• **Passage**:
--------

Councilwoman of Salvador
- In office February 1, 2013 – January 31, 2015

Personal details
- Born: September 22, 1962 (age 63) Rio de Janeiro, Brazil
- Party: PSB (2007–2026); PV (2026–present);
- Education: Federal University of Bahia
- Occupation: Physician, politician

= Fabíola Mansur =

Brazilian politician

Fabiola Mansur de Carvalho (Rio de Janeiro, October 22, 1962), better known as Fabíola Mansur, is a Brazilian physician and politician affiliated with the Green Party (PV). For years she served as a state deputy for the state of Bahia. She was elected councilwoman in the municipality of Salvador in 2012, but resigned from her mandate to assume a seat in the Legislative Assembly of Bahia (ALBA).

She was the first openly lesbian woman to hold a seat in both the Municipal Chamber of Salvador and the Legislative Assembly of Bahia. In defending public policies for the LGBTQ community, she authored the law that created the first municipal reference center for serving people from this community, the Salvador Municipal LGBT Reference Center, created in 2016.

She holds a degree in Medicine from the Federal University of Bahia (UFBA), specialized in ophthalmology at the Hospital das Clínicas, and completed postgraduate studies at the University of Miami.

--------

(Document structure recognition data)
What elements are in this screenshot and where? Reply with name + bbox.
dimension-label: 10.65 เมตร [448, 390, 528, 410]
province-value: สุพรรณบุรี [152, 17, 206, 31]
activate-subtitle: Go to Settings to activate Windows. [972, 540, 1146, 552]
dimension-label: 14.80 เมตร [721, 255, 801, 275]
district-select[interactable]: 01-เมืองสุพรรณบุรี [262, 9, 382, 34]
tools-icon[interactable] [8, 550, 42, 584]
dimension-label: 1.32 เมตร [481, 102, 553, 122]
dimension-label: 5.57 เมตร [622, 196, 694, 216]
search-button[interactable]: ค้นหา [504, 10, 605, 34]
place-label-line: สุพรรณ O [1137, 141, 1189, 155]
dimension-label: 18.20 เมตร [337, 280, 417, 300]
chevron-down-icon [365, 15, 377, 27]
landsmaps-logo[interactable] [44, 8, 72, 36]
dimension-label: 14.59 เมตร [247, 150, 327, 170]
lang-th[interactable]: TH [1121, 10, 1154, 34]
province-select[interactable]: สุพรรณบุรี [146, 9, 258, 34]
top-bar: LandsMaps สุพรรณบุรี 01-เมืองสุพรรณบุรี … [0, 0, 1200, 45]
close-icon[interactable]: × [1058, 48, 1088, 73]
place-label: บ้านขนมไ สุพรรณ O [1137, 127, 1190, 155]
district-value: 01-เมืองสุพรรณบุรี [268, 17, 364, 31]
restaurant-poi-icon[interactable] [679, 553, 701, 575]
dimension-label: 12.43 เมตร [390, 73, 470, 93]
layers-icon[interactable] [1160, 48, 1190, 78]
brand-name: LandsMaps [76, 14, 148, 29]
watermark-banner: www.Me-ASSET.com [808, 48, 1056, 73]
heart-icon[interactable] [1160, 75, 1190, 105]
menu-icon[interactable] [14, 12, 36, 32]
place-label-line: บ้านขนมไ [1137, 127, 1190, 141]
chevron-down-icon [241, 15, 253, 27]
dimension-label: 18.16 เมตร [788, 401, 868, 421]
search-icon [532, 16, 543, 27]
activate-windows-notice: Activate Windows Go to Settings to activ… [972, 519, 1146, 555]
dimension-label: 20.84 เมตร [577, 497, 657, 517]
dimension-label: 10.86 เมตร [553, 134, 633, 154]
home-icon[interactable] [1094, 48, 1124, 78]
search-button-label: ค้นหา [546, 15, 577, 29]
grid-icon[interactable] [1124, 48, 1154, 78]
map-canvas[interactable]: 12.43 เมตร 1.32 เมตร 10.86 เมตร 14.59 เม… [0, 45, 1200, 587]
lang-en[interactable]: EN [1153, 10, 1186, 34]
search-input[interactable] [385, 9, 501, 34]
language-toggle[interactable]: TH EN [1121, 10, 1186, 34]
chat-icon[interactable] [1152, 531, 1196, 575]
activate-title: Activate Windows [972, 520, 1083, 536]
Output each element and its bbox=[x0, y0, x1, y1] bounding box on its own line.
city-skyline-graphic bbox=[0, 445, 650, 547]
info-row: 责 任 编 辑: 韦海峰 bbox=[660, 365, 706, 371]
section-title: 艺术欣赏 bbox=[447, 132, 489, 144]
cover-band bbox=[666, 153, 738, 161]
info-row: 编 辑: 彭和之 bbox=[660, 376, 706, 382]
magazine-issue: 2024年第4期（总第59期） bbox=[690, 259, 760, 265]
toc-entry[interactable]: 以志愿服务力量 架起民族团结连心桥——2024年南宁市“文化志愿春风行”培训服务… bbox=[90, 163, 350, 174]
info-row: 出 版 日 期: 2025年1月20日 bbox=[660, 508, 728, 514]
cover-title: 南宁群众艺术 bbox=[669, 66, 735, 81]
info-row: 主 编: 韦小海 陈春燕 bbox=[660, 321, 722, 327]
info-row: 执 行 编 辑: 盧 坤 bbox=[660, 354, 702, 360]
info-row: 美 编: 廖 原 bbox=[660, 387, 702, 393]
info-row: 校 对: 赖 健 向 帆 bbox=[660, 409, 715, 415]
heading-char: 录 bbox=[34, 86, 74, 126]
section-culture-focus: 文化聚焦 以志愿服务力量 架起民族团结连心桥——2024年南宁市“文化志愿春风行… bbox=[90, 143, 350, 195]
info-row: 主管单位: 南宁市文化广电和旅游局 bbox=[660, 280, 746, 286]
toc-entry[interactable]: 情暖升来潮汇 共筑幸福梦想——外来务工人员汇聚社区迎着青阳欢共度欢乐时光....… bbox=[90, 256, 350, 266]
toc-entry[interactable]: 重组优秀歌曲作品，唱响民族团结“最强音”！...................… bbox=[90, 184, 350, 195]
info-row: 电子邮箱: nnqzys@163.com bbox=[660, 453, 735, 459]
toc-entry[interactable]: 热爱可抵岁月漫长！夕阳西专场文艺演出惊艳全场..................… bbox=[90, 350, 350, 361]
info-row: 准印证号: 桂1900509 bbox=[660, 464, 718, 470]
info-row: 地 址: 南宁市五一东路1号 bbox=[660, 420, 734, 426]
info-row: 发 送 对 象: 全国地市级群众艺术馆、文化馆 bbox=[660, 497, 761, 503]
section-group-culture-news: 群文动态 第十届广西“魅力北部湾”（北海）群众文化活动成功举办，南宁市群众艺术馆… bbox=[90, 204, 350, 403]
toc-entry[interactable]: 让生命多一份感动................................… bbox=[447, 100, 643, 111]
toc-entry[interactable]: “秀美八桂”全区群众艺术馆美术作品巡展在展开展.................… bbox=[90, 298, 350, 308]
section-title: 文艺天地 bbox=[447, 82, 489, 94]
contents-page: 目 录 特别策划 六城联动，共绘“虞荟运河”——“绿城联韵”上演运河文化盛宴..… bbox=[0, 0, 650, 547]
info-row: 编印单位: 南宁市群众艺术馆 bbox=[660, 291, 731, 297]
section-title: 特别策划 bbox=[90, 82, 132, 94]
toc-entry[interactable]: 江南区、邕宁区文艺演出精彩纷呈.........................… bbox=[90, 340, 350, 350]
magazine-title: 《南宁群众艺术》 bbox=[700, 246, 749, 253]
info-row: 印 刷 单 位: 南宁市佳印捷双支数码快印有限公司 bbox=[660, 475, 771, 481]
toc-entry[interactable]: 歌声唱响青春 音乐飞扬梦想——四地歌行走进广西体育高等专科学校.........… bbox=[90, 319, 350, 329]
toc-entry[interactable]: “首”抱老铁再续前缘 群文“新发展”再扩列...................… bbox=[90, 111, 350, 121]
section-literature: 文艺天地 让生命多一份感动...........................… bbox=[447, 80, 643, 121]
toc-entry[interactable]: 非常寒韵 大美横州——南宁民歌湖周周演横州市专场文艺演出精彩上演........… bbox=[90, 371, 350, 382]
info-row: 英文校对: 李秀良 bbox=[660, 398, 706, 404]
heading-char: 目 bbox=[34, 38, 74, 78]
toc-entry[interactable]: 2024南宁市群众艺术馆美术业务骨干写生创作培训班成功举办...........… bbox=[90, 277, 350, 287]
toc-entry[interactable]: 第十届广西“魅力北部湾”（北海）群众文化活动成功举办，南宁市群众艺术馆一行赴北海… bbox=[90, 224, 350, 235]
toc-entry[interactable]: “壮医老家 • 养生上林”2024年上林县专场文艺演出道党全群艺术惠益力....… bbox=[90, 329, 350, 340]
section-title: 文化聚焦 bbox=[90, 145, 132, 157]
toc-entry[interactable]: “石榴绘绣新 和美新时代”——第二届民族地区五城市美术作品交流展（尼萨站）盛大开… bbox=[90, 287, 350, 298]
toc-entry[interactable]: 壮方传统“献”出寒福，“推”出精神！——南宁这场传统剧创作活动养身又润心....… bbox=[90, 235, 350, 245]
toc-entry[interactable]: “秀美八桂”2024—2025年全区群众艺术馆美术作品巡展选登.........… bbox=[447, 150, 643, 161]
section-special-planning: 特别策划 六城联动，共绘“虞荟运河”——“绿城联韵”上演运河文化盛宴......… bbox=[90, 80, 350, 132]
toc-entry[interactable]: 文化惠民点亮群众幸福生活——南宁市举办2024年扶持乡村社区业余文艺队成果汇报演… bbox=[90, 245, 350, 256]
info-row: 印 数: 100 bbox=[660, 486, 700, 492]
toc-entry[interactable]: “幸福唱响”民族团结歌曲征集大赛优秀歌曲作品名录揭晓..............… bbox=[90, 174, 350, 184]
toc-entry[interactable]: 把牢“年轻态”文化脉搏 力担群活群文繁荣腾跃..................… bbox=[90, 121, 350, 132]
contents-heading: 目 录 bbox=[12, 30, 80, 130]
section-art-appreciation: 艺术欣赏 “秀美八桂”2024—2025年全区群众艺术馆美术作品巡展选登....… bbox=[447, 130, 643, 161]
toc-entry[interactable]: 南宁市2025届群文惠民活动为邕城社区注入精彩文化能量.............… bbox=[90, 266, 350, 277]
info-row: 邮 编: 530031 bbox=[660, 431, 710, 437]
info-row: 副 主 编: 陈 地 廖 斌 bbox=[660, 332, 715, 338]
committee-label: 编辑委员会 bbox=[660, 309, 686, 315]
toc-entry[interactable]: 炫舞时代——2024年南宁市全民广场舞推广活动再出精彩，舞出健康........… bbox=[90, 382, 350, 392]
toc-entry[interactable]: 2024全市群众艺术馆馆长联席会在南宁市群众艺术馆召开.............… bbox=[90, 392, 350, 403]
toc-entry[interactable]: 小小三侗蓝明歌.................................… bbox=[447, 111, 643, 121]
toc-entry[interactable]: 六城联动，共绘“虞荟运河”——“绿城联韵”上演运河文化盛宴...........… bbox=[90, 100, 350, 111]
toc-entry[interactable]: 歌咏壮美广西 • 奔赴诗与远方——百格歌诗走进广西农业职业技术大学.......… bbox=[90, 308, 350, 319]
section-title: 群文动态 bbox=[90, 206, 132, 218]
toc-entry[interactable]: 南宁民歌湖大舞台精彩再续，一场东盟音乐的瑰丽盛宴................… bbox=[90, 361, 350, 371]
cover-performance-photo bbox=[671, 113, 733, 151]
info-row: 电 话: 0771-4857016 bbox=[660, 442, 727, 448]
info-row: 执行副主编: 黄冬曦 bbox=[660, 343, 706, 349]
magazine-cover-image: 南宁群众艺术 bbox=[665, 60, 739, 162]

--------

• **Problem to work on**: Using the passage on Fabíola Mansur, explain in one to three sentences why she gave up her mandate as a councilwoman in Salvador.

• **Reply to the exercise**: She resigned from her mandate as a councilwoman in Salvador so that she could assume a seat in the Legislative Assembly of Bahia (ALBA).